** begin PROVIDED DATA **

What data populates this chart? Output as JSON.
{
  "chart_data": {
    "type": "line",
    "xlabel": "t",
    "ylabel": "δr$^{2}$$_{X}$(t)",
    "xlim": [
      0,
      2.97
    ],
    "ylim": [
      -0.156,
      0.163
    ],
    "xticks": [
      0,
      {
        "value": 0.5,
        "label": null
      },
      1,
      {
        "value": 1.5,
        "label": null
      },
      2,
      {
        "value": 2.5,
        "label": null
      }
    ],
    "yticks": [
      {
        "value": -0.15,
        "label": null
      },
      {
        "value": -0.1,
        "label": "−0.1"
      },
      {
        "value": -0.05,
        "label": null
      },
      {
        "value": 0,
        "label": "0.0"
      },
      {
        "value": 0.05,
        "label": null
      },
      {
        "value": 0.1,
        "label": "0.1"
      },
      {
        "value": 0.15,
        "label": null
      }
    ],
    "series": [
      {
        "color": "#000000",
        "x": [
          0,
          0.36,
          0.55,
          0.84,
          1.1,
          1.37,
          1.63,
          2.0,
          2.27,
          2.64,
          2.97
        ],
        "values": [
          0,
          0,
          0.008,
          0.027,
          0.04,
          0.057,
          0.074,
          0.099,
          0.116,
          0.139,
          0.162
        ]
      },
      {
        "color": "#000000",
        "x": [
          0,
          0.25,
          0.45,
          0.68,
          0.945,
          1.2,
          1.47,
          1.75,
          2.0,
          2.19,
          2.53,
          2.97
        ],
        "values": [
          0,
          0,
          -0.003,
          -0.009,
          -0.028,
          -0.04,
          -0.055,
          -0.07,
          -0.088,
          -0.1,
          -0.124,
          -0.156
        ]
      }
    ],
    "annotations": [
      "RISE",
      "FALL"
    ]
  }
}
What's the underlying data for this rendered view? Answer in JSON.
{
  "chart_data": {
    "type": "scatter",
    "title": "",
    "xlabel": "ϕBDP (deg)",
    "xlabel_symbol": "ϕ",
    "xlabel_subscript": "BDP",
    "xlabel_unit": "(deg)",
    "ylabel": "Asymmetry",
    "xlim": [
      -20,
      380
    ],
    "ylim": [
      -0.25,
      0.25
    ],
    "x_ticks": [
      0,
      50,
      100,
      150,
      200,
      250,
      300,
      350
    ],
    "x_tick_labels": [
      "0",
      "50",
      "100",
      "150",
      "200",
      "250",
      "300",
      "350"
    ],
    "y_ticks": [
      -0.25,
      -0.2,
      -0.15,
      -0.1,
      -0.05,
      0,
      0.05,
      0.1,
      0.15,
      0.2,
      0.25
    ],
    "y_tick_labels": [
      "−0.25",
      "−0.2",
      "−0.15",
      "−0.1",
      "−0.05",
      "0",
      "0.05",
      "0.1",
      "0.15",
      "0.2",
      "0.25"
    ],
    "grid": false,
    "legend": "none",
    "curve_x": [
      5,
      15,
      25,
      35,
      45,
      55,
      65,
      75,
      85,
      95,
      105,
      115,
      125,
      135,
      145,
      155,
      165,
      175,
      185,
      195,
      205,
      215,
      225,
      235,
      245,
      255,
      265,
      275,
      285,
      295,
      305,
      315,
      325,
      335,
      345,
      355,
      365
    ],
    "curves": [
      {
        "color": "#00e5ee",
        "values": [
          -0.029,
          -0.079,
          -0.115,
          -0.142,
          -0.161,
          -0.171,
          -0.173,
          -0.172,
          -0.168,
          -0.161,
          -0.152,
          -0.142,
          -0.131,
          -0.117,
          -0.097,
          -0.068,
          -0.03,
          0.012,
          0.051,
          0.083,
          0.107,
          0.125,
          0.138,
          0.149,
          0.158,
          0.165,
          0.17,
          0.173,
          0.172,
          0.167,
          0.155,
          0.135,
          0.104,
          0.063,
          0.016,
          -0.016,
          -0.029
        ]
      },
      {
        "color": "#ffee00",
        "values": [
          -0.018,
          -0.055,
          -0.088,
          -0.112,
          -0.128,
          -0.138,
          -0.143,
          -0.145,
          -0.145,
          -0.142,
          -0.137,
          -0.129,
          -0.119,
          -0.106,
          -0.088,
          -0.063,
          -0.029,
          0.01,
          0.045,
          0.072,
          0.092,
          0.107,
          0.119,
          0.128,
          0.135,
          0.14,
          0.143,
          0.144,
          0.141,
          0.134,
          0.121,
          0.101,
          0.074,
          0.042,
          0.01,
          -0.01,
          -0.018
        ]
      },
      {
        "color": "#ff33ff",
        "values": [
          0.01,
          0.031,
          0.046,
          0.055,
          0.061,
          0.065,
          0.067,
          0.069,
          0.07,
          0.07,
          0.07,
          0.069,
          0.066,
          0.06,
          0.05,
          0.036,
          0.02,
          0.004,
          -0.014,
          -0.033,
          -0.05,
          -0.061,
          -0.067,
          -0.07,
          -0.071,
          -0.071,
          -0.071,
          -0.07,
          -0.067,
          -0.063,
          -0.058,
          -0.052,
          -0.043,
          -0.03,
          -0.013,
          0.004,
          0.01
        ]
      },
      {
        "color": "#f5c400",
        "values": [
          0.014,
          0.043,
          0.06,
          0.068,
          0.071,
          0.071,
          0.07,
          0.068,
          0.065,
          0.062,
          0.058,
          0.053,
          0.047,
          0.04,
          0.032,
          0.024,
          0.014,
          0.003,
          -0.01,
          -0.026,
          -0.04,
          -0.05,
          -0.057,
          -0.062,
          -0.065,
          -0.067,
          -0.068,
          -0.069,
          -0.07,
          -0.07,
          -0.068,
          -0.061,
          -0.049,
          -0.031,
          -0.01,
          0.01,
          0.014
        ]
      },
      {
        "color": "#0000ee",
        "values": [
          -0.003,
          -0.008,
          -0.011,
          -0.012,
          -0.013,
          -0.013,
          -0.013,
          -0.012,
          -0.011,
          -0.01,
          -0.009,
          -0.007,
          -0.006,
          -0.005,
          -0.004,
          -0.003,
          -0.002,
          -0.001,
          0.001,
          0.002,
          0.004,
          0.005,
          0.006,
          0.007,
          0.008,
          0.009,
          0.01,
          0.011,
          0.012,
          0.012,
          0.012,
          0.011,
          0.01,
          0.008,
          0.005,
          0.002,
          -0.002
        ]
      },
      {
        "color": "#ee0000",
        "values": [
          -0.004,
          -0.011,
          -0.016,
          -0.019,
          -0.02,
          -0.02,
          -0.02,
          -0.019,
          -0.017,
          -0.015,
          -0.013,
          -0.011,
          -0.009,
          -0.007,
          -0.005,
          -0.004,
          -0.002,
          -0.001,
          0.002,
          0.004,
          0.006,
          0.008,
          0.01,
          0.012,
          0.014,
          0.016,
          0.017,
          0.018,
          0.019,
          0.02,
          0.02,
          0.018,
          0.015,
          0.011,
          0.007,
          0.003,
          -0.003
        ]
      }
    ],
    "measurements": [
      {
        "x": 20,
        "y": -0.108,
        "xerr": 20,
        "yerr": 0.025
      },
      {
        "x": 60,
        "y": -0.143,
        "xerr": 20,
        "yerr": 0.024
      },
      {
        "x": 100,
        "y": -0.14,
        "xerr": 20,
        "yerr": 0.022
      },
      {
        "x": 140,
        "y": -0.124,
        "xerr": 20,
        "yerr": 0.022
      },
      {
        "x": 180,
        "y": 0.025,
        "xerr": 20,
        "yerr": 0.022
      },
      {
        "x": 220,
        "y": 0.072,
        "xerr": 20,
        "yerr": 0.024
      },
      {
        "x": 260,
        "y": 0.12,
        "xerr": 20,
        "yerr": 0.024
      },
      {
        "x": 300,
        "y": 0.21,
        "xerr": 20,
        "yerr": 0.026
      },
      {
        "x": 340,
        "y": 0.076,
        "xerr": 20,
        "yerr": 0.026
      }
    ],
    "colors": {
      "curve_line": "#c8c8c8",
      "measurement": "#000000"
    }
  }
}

** end PROVIDED DATA **

Reproduce every record, matching each line exactly.

What data populates this chart? Output as JSON.
{
  "chart_data": {
    "type": "line",
    "xlabel": "t",
    "ylabel": "δr$^{2}$$_{X}$(t)",
    "xlim": [
      0,
      2.97
    ],
    "ylim": [
      -0.156,
      0.163
    ],
    "xticks": [
      0,
      {
        "value": 0.5,
        "label": null
      },
      1,
      {
        "value": 1.5,
        "label": null
      },
      2,
      {
        "value": 2.5,
        "label": null
      }
    ],
    "yticks": [
      {
        "value": -0.15,
        "label": null
      },
      {
        "value": -0.1,
        "label": "−0.1"
      },
      {
        "value": -0.05,
        "label": null
      },
      {
        "value": 0,
        "label": "0.0"
      },
      {
        "value": 0.05,
        "label": null
      },
      {
        "value": 0.1,
        "label": "0.1"
      },
      {
        "value": 0.15,
        "label": null
      }
    ],
    "series": [
      {
        "color": "#000000",
        "x": [
          0,
          0.36,
          0.55,
          0.84,
          1.1,
          1.37,
          1.63,
          2.0,
          2.27,
          2.64,
          2.97
        ],
        "values": [
          0,
          0,
          0.008,
          0.027,
          0.04,
          0.057,
          0.074,
          0.099,
          0.116,
          0.139,
          0.162
        ]
      },
      {
        "color": "#000000",
        "x": [
          0,
          0.25,
          0.45,
          0.68,
          0.945,
          1.2,
          1.47,
          1.75,
          2.0,
          2.19,
          2.53,
          2.97
        ],
        "values": [
          0,
          0,
          -0.003,
          -0.009,
          -0.028,
          -0.04,
          -0.055,
          -0.07,
          -0.088,
          -0.1,
          -0.124,
          -0.156
        ]
      }
    ],
    "annotations": [
      "RISE",
      "FALL"
    ]
  }
}
What's the underlying data for this rendered view? Answer in JSON.
{
  "chart_data": {
    "type": "scatter",
    "title": "",
    "xlabel": "ϕBDP (deg)",
    "xlabel_symbol": "ϕ",
    "xlabel_subscript": "BDP",
    "xlabel_unit": "(deg)",
    "ylabel": "Asymmetry",
    "xlim": [
      -20,
      380
    ],
    "ylim": [
      -0.25,
      0.25
    ],
    "x_ticks": [
      0,
      50,
      100,
      150,
      200,
      250,
      300,
      350
    ],
    "x_tick_labels": [
      "0",
      "50",
      "100",
      "150",
      "200",
      "250",
      "300",
      "350"
    ],
    "y_ticks": [
      -0.25,
      -0.2,
      -0.15,
      -0.1,
      -0.05,
      0,
      0.05,
      0.1,
      0.15,
      0.2,
      0.25
    ],
    "y_tick_labels": [
      "−0.25",
      "−0.2",
      "−0.15",
      "−0.1",
      "−0.05",
      "0",
      "0.05",
      "0.1",
      "0.15",
      "0.2",
      "0.25"
    ],
    "grid": false,
    "legend": "none",
    "curve_x": [
      5,
      15,
      25,
      35,
      45,
      55,
      65,
      75,
      85,
      95,
      105,
      115,
      125,
      135,
      145,
      155,
      165,
      175,
      185,
      195,
      205,
      215,
      225,
      235,
      245,
      255,
      265,
      275,
      285,
      295,
      305,
      315,
      325,
      335,
      345,
      355,
      365
    ],
    "curves": [
      {
        "color": "#00e5ee",
        "values": [
          -0.029,
          -0.079,
          -0.115,
          -0.142,
          -0.161,
          -0.171,
          -0.173,
          -0.172,
          -0.168,
          -0.161,
          -0.152,
          -0.142,
          -0.131,
          -0.117,
          -0.097,
          -0.068,
          -0.03,
          0.012,
          0.051,
          0.083,
          0.107,
          0.125,
          0.138,
          0.149,
          0.158,
          0.165,
          0.17,
          0.173,
          0.172,
          0.167,
          0.155,
          0.135,
          0.104,
          0.063,
          0.016,
          -0.016,
          -0.029
        ]
      },
      {
        "color": "#ffee00",
        "values": [
          -0.018,
          -0.055,
          -0.088,
          -0.112,
          -0.128,
          -0.138,
          -0.143,
          -0.145,
          -0.145,
          -0.142,
          -0.137,
          -0.129,
          -0.119,
          -0.106,
          -0.088,
          -0.063,
          -0.029,
          0.01,
          0.045,
          0.072,
          0.092,
          0.107,
          0.119,
          0.128,
          0.135,
          0.14,
          0.143,
          0.144,
          0.141,
          0.134,
          0.121,
          0.101,
          0.074,
          0.042,
          0.01,
          -0.01,
          -0.018
        ]
      },
      {
        "color": "#ff33ff",
        "values": [
          0.01,
          0.031,
          0.046,
          0.055,
          0.061,
          0.065,
          0.067,
          0.069,
          0.07,
          0.07,
          0.07,
          0.069,
          0.066,
          0.06,
          0.05,
          0.036,
          0.02,
          0.004,
          -0.014,
          -0.033,
          -0.05,
          -0.061,
          -0.067,
          -0.07,
          -0.071,
          -0.071,
          -0.071,
          -0.07,
          -0.067,
          -0.063,
          -0.058,
          -0.052,
          -0.043,
          -0.03,
          -0.013,
          0.004,
          0.01
        ]
      },
      {
        "color": "#f5c400",
        "values": [
          0.014,
          0.043,
          0.06,
          0.068,
          0.071,
          0.071,
          0.07,
          0.068,
          0.065,
          0.062,
          0.058,
          0.053,
          0.047,
          0.04,
          0.032,
          0.024,
          0.014,
          0.003,
          -0.01,
          -0.026,
          -0.04,
          -0.05,
          -0.057,
          -0.062,
          -0.065,
          -0.067,
          -0.068,
          -0.069,
          -0.07,
          -0.07,
          -0.068,
          -0.061,
          -0.049,
          -0.031,
          -0.01,
          0.01,
          0.014
        ]
      },
      {
        "color": "#0000ee",
        "values": [
          -0.003,
          -0.008,
          -0.011,
          -0.012,
          -0.013,
          -0.013,
          -0.013,
          -0.012,
          -0.011,
          -0.01,
          -0.009,
          -0.007,
          -0.006,
          -0.005,
          -0.004,
          -0.003,
          -0.002,
          -0.001,
          0.001,
          0.002,
          0.004,
          0.005,
          0.006,
          0.007,
          0.008,
          0.009,
          0.01,
          0.011,
          0.012,
          0.012,
          0.012,
          0.011,
          0.01,
          0.008,
          0.005,
          0.002,
          -0.002
        ]
      },
      {
        "color": "#ee0000",
        "values": [
          -0.004,
          -0.011,
          -0.016,
          -0.019,
          -0.02,
          -0.02,
          -0.02,
          -0.019,
          -0.017,
          -0.015,
          -0.013,
          -0.011,
          -0.009,
          -0.007,
          -0.005,
          -0.004,
          -0.002,
          -0.001,
          0.002,
          0.004,
          0.006,
          0.008,
          0.01,
          0.012,
          0.014,
          0.016,
          0.017,
          0.018,
          0.019,
          0.02,
          0.02,
          0.018,
          0.015,
          0.011,
          0.007,
          0.003,
          -0.003
        ]
      }
    ],
    "measurements": [
      {
        "x": 20,
        "y": -0.108,
        "xerr": 20,
        "yerr": 0.025
      },
      {
        "x": 60,
        "y": -0.143,
        "xerr": 20,
        "yerr": 0.024
      },
      {
        "x": 100,
        "y": -0.14,
        "xerr": 20,
        "yerr": 0.022
      },
      {
        "x": 140,
        "y": -0.124,
        "xerr": 20,
        "yerr": 0.022
      },
      {
        "x": 180,
        "y": 0.025,
        "xerr": 20,
        "yerr": 0.022
      },
      {
        "x": 220,
        "y": 0.072,
        "xerr": 20,
        "yerr": 0.024
      },
      {
        "x": 260,
        "y": 0.12,
        "xerr": 20,
        "yerr": 0.024
      },
      {
        "x": 300,
        "y": 0.21,
        "xerr": 20,
        "yerr": 0.026
      },
      {
        "x": 340,
        "y": 0.076,
        "xerr": 20,
        "yerr": 0.026
      }
    ],
    "colors": {
      "curve_line": "#c8c8c8",
      "measurement": "#000000"
    }
  }
}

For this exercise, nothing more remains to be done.